# [WHAT IS NEEDED]
Of all the lines in the records, how many hold the word "JSON"? Answer with the number only.

# [STORED ROWS]
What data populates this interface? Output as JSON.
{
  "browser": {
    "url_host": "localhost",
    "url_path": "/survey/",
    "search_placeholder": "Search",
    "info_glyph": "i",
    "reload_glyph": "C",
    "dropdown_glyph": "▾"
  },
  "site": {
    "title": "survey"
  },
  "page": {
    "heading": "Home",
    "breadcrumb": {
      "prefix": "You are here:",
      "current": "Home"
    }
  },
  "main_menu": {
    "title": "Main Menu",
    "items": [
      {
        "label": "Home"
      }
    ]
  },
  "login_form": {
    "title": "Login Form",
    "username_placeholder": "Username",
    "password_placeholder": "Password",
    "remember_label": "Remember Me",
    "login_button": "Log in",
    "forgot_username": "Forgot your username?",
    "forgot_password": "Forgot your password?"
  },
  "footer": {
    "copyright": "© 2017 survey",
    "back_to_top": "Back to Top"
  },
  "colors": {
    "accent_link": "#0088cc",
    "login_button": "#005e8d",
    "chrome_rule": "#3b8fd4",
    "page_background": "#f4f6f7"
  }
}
--
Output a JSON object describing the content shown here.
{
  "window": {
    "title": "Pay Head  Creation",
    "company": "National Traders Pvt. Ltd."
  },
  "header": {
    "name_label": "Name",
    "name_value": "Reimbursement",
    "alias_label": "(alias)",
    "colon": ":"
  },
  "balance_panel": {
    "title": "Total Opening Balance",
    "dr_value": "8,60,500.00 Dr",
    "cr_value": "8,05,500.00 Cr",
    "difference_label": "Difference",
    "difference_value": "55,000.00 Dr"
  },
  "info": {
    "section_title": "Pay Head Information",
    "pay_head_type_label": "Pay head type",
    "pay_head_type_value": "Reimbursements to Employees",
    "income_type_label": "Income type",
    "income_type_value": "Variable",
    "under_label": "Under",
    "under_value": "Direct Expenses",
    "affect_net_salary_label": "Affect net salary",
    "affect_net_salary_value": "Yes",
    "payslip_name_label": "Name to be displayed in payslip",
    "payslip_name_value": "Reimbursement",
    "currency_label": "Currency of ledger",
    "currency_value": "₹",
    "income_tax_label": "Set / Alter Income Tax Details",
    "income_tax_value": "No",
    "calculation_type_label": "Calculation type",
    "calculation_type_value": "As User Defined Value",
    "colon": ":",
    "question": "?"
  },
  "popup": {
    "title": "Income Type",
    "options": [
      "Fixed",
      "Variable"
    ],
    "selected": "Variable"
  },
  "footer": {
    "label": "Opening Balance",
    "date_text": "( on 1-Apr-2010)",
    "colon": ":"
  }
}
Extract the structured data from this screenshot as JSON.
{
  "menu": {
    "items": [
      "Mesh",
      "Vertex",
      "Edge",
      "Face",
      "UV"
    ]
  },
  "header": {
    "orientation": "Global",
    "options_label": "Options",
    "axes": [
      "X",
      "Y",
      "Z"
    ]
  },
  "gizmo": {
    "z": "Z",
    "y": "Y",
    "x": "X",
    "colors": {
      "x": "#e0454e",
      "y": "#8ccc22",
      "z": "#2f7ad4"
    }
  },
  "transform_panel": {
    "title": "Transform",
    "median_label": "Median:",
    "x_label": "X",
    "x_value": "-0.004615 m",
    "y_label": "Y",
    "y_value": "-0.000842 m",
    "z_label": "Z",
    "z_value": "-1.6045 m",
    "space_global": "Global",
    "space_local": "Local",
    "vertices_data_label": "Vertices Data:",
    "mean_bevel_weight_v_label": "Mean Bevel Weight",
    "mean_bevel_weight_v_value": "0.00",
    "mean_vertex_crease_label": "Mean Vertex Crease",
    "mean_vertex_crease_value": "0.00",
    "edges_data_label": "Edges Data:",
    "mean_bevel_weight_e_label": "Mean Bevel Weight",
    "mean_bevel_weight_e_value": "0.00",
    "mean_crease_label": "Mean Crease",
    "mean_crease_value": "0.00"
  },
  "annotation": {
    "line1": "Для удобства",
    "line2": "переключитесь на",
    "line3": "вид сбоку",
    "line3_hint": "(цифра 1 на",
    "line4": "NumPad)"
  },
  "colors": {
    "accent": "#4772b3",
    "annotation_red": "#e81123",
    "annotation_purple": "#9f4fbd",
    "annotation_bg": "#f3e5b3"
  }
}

# [RESULT]
3